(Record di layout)
════════════════════
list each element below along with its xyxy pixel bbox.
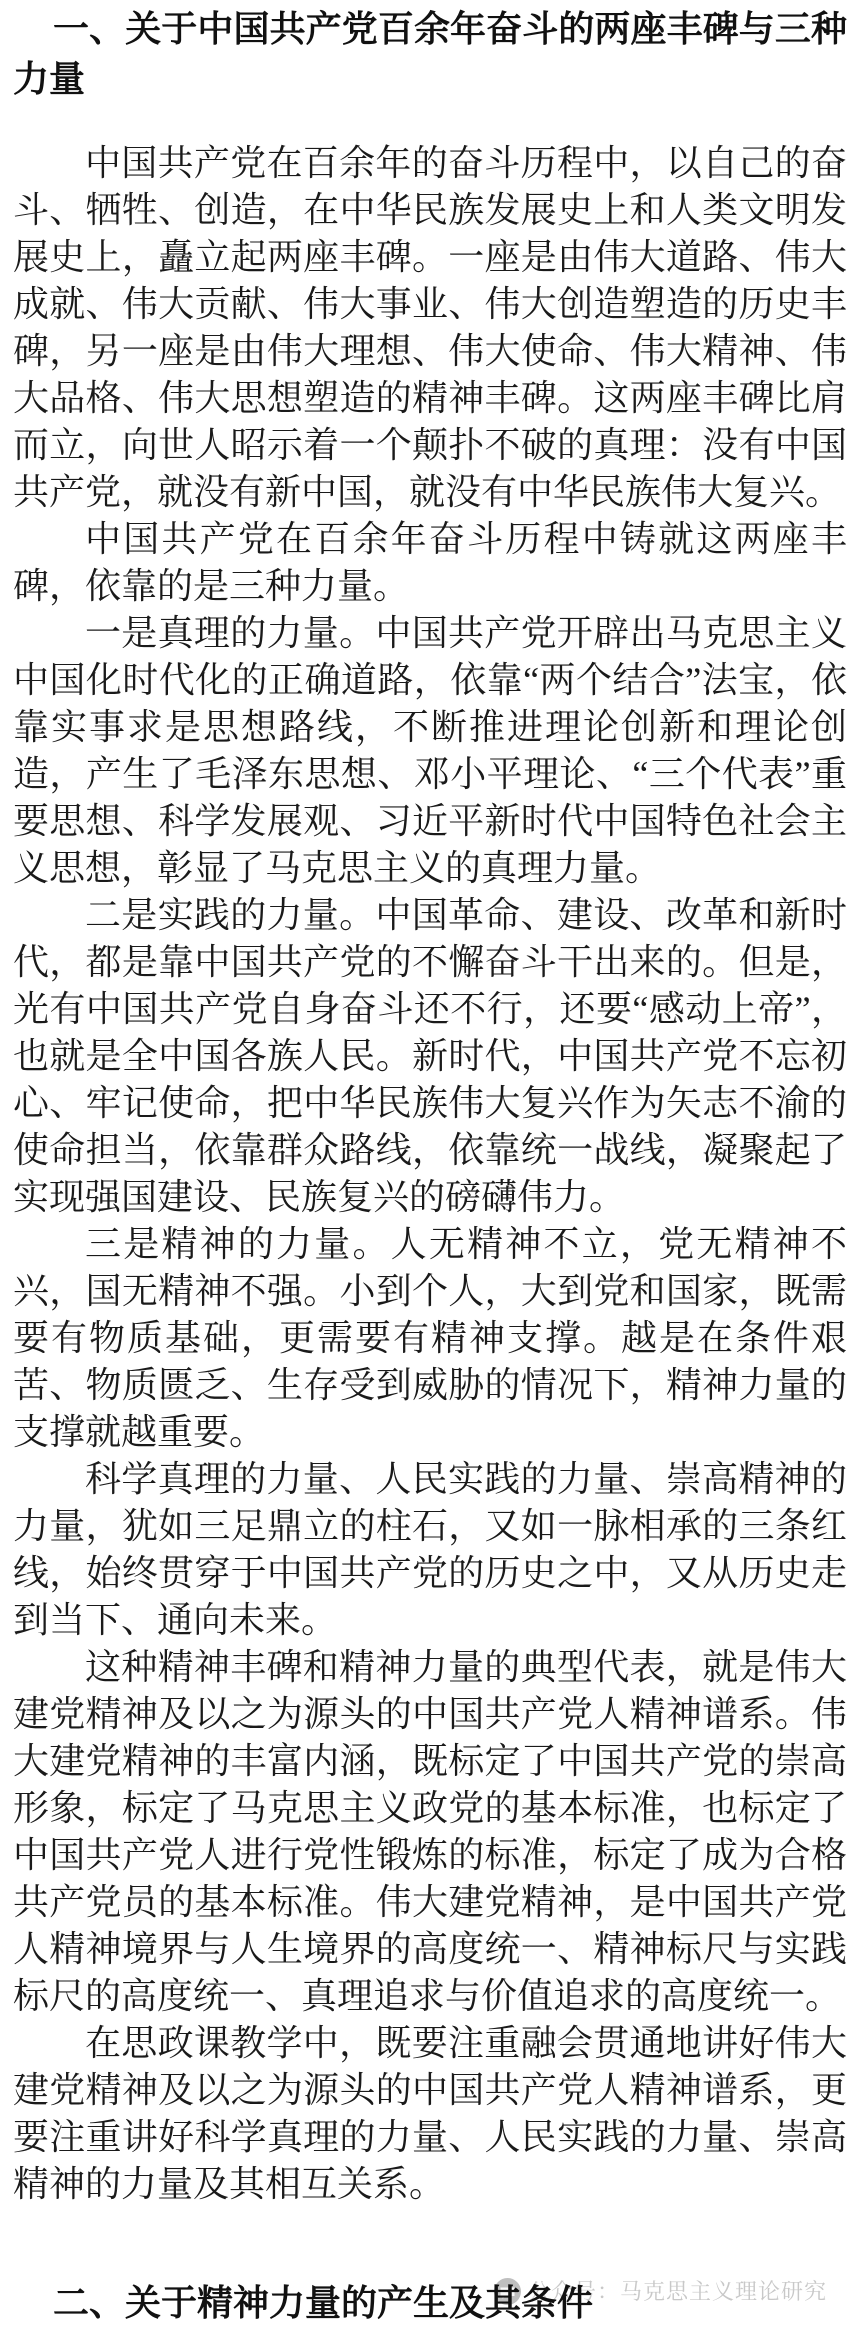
- section-1-heading: 一、关于中国共产党百余年奋斗的两座丰碑与三种力量: [13, 4, 847, 104]
- paragraph: 科学真理的力量、人民实践的力量、崇高精神的力量，犹如三足鼎立的柱石，又如一脉相承…: [13, 1456, 847, 1644]
- paragraph: 三是精神的力量。人无精神不立，党无精神不兴，国无精神不强。小到个人，大到党和国家…: [13, 1221, 847, 1456]
- paragraph: 中国共产党在百余年的奋斗历程中，以自己的奋斗、牺牲、创造，在中华民族发展史上和人…: [13, 140, 847, 516]
- section-2-heading: 二、关于精神力量的产生及其条件: [13, 2278, 847, 2328]
- article-body: 中国共产党在百余年的奋斗历程中，以自己的奋斗、牺牲、创造，在中华民族发展史上和人…: [13, 140, 847, 2208]
- paragraph: 中国共产党在百余年奋斗历程中铸就这两座丰碑，依靠的是三种力量。: [13, 516, 847, 610]
- paragraph: 这种精神丰碑和精神力量的典型代表，就是伟大建党精神及以之为源头的中国共产党人精神…: [13, 1644, 847, 2020]
- document-page: 一、关于中国共产党百余年奋斗的两座丰碑与三种力量 中国共产党在百余年的奋斗历程中…: [0, 0, 860, 2333]
- paragraph: 二是实践的力量。中国革命、建设、改革和新时代，都是靠中国共产党的不懈奋斗干出来的…: [13, 892, 847, 1221]
- paragraph: 在思政课教学中，既要注重融会贯通地讲好伟大建党精神及以之为源头的中国共产党人精神…: [13, 2020, 847, 2208]
- paragraph: 一是真理的力量。中国共产党开辟出马克思主义中国化时代化的正确道路，依靠“两个结合…: [13, 610, 847, 892]
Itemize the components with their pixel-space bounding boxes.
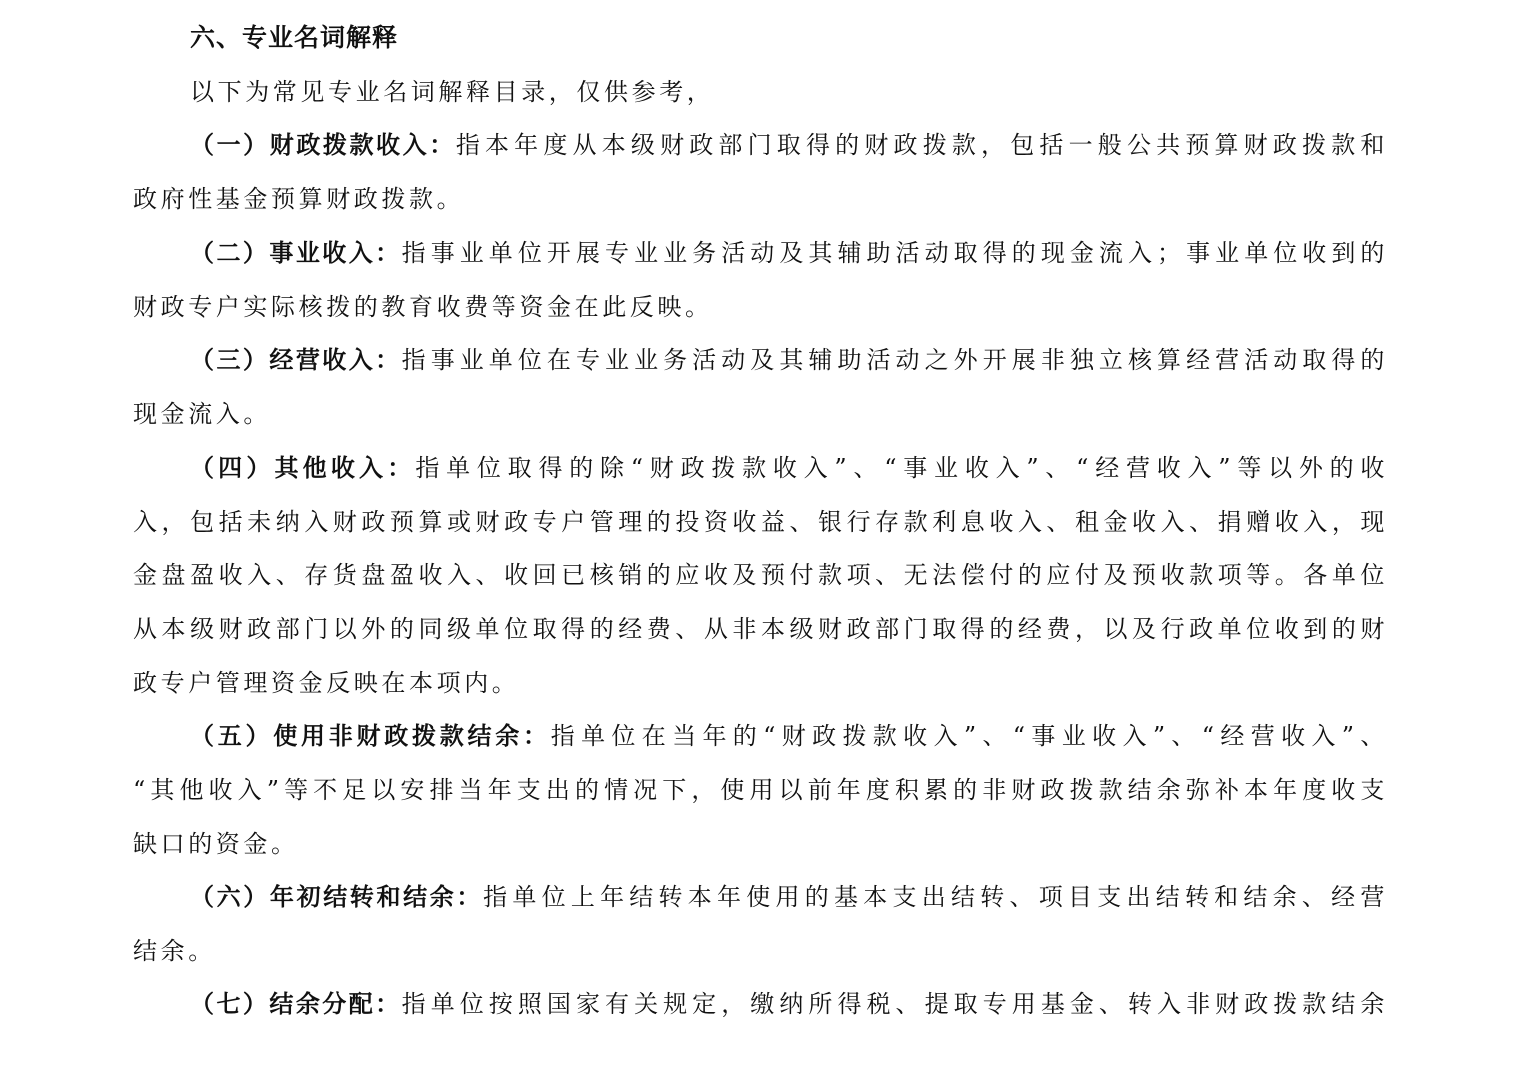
definition-6-line-1: （六）年初结转和结余：指单位上年结转本年使用的基本支出结转、项目支出结转和结余、… bbox=[190, 879, 1388, 915]
definition-4-line-5: 政专户管理资金反映在本项内。 bbox=[133, 665, 1388, 701]
definition-6-line-2: 结余。 bbox=[133, 933, 1388, 969]
definition-5-line-2: “其他收入”等不足以安排当年支出的情况下，使用以前年度积累的非财政拨款结余弥补本… bbox=[133, 772, 1388, 808]
definition-4-line-3: 金盘盈收入、存货盘盈收入、收回已核销的应收及预付款项、无法偿付的应付及预收款项等… bbox=[133, 557, 1388, 593]
definition-5-line-1: （五）使用非财政拨款结余：指单位在当年的“财政拨款收入”、“事业收入”、“经营收… bbox=[190, 718, 1388, 754]
definition-7-term: （七）结余分配： bbox=[190, 990, 402, 1018]
definition-3-line-1: （三）经营收入：指事业单位在专业业务活动及其辅助活动之外开展非独立核算经营活动取… bbox=[190, 342, 1388, 378]
definition-4-line-2: 入，包括未纳入财政预算或财政专户管理的投资收益、银行存款利息收入、租金收入、捐赠… bbox=[133, 504, 1388, 540]
definition-2-term: （二）事业收入： bbox=[190, 239, 402, 267]
definition-6-term: （六）年初结转和结余： bbox=[190, 883, 483, 911]
definition-2-line-2: 财政专户实际核拨的教育收费等资金在此反映。 bbox=[133, 289, 1388, 325]
definition-5-text: 指单位在当年的“财政拨款收入”、“事业收入”、“经营收入”、 bbox=[551, 722, 1388, 750]
definition-3-text: 指事业单位在专业业务活动及其辅助活动之外开展非独立核算经营活动取得的 bbox=[402, 346, 1388, 374]
definition-3-line-2: 现金流入。 bbox=[133, 396, 1388, 432]
definition-7-line-1: （七）结余分配：指单位按照国家有关规定，缴纳所得税、提取专用基金、转入非财政拨款… bbox=[190, 986, 1388, 1022]
intro-paragraph: 以下为常见专业名词解释目录，仅供参考， bbox=[190, 74, 1388, 110]
definition-4-text: 指单位取得的除“财政拨款收入”、“事业收入”、“经营收入”等以外的收 bbox=[415, 454, 1388, 482]
section-heading: 六、专业名词解释 bbox=[190, 20, 398, 56]
definition-6-text: 指单位上年结转本年使用的基本支出结转、项目支出结转和结余、经营 bbox=[483, 883, 1388, 911]
definition-4-line-1: （四）其他收入：指单位取得的除“财政拨款收入”、“事业收入”、“经营收入”等以外… bbox=[190, 450, 1388, 486]
definition-3-term: （三）经营收入： bbox=[190, 346, 402, 374]
definition-2-line-1: （二）事业收入：指事业单位开展专业业务活动及其辅助活动取得的现金流入；事业单位收… bbox=[190, 235, 1388, 271]
document-page: 六、专业名词解释 以下为常见专业名词解释目录，仅供参考， （一）财政拨款收入：指… bbox=[0, 0, 1520, 1075]
definition-4-line-4: 从本级财政部门以外的同级单位取得的经费、从非本级财政部门取得的经费，以及行政单位… bbox=[133, 611, 1388, 647]
definition-5-line-3: 缺口的资金。 bbox=[133, 826, 1388, 862]
definition-4-term: （四）其他收入： bbox=[190, 454, 415, 482]
definition-2-text: 指事业单位开展专业业务活动及其辅助活动取得的现金流入；事业单位收到的 bbox=[402, 239, 1388, 267]
definition-7-text: 指单位按照国家有关规定，缴纳所得税、提取专用基金、转入非财政拨款结余 bbox=[402, 990, 1388, 1018]
definition-1-text: 指本年度从本级财政部门取得的财政拨款，包括一般公共预算财政拨款和 bbox=[456, 131, 1388, 159]
definition-1-term: （一）财政拨款收入： bbox=[190, 131, 456, 159]
definition-1-line-2: 政府性基金预算财政拨款。 bbox=[133, 181, 1388, 217]
definition-5-term: （五）使用非财政拨款结余： bbox=[190, 722, 551, 750]
definition-1-line-1: （一）财政拨款收入：指本年度从本级财政部门取得的财政拨款，包括一般公共预算财政拨… bbox=[190, 127, 1388, 163]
════════════════════
**Consegna:**
Rinomina "document-page" in "full-page" in tutto il materiale e riporta le righe senza altre modifiche. Escludi le immagini dalla risposta.

**Risultato:**
list each element below along with its xyxy pixel bbox.
- section-1-heading: 一、关于中国共产党百余年奋斗的两座丰碑与三种力量: [13, 4, 847, 104]
- paragraph: 科学真理的力量、人民实践的力量、崇高精神的力量，犹如三足鼎立的柱石，又如一脉相承…: [13, 1456, 847, 1644]
- paragraph: 三是精神的力量。人无精神不立，党无精神不兴，国无精神不强。小到个人，大到党和国家…: [13, 1221, 847, 1456]
- paragraph: 中国共产党在百余年的奋斗历程中，以自己的奋斗、牺牲、创造，在中华民族发展史上和人…: [13, 140, 847, 516]
- section-2-heading: 二、关于精神力量的产生及其条件: [13, 2278, 847, 2328]
- article-body: 中国共产党在百余年的奋斗历程中，以自己的奋斗、牺牲、创造，在中华民族发展史上和人…: [13, 140, 847, 2208]
- paragraph: 中国共产党在百余年奋斗历程中铸就这两座丰碑，依靠的是三种力量。: [13, 516, 847, 610]
- paragraph: 这种精神丰碑和精神力量的典型代表，就是伟大建党精神及以之为源头的中国共产党人精神…: [13, 1644, 847, 2020]
- full-page: 一、关于中国共产党百余年奋斗的两座丰碑与三种力量 中国共产党在百余年的奋斗历程中…: [0, 0, 860, 2333]
- paragraph: 二是实践的力量。中国革命、建设、改革和新时代，都是靠中国共产党的不懈奋斗干出来的…: [13, 892, 847, 1221]
- paragraph: 在思政课教学中，既要注重融会贯通地讲好伟大建党精神及以之为源头的中国共产党人精神…: [13, 2020, 847, 2208]
- paragraph: 一是真理的力量。中国共产党开辟出马克思主义中国化时代化的正确道路，依靠“两个结合…: [13, 610, 847, 892]
Itemize the components with their pixel-space bounding boxes.
definition-6-line-1: （六）年初结转和结余：指单位上年结转本年使用的基本支出结转、项目支出结转和结余、… bbox=[190, 879, 1388, 915]
definition-4-line-5: 政专户管理资金反映在本项内。 bbox=[133, 665, 1388, 701]
definition-6-line-2: 结余。 bbox=[133, 933, 1388, 969]
definition-5-line-2: “其他收入”等不足以安排当年支出的情况下，使用以前年度积累的非财政拨款结余弥补本… bbox=[133, 772, 1388, 808]
definition-4-line-3: 金盘盈收入、存货盘盈收入、收回已核销的应收及预付款项、无法偿付的应付及预收款项等… bbox=[133, 557, 1388, 593]
definition-5-line-1: （五）使用非财政拨款结余：指单位在当年的“财政拨款收入”、“事业收入”、“经营收… bbox=[190, 718, 1388, 754]
definition-7-term: （七）结余分配： bbox=[190, 990, 402, 1018]
definition-3-line-1: （三）经营收入：指事业单位在专业业务活动及其辅助活动之外开展非独立核算经营活动取… bbox=[190, 342, 1388, 378]
definition-4-line-2: 入，包括未纳入财政预算或财政专户管理的投资收益、银行存款利息收入、租金收入、捐赠… bbox=[133, 504, 1388, 540]
definition-2-term: （二）事业收入： bbox=[190, 239, 402, 267]
definition-6-term: （六）年初结转和结余： bbox=[190, 883, 483, 911]
definition-2-line-2: 财政专户实际核拨的教育收费等资金在此反映。 bbox=[133, 289, 1388, 325]
definition-5-text: 指单位在当年的“财政拨款收入”、“事业收入”、“经营收入”、 bbox=[551, 722, 1388, 750]
definition-3-text: 指事业单位在专业业务活动及其辅助活动之外开展非独立核算经营活动取得的 bbox=[402, 346, 1388, 374]
definition-3-line-2: 现金流入。 bbox=[133, 396, 1388, 432]
definition-7-line-1: （七）结余分配：指单位按照国家有关规定，缴纳所得税、提取专用基金、转入非财政拨款… bbox=[190, 986, 1388, 1022]
intro-paragraph: 以下为常见专业名词解释目录，仅供参考， bbox=[190, 74, 1388, 110]
definition-4-text: 指单位取得的除“财政拨款收入”、“事业收入”、“经营收入”等以外的收 bbox=[415, 454, 1388, 482]
section-heading: 六、专业名词解释 bbox=[190, 20, 398, 56]
definition-6-text: 指单位上年结转本年使用的基本支出结转、项目支出结转和结余、经营 bbox=[483, 883, 1388, 911]
definition-4-line-1: （四）其他收入：指单位取得的除“财政拨款收入”、“事业收入”、“经营收入”等以外… bbox=[190, 450, 1388, 486]
definition-3-term: （三）经营收入： bbox=[190, 346, 402, 374]
definition-2-line-1: （二）事业收入：指事业单位开展专业业务活动及其辅助活动取得的现金流入；事业单位收… bbox=[190, 235, 1388, 271]
full-page: 六、专业名词解释 以下为常见专业名词解释目录，仅供参考， （一）财政拨款收入：指… bbox=[0, 0, 1520, 1075]
definition-4-line-4: 从本级财政部门以外的同级单位取得的经费、从非本级财政部门取得的经费，以及行政单位… bbox=[133, 611, 1388, 647]
definition-5-line-3: 缺口的资金。 bbox=[133, 826, 1388, 862]
definition-4-term: （四）其他收入： bbox=[190, 454, 415, 482]
definition-2-text: 指事业单位开展专业业务活动及其辅助活动取得的现金流入；事业单位收到的 bbox=[402, 239, 1388, 267]
definition-7-text: 指单位按照国家有关规定，缴纳所得税、提取专用基金、转入非财政拨款结余 bbox=[402, 990, 1388, 1018]
definition-1-text: 指本年度从本级财政部门取得的财政拨款，包括一般公共预算财政拨款和 bbox=[456, 131, 1388, 159]
definition-1-term: （一）财政拨款收入： bbox=[190, 131, 456, 159]
definition-1-line-2: 政府性基金预算财政拨款。 bbox=[133, 181, 1388, 217]
definition-5-term: （五）使用非财政拨款结余： bbox=[190, 722, 551, 750]
definition-1-line-1: （一）财政拨款收入：指本年度从本级财政部门取得的财政拨款，包括一般公共预算财政拨… bbox=[190, 127, 1388, 163]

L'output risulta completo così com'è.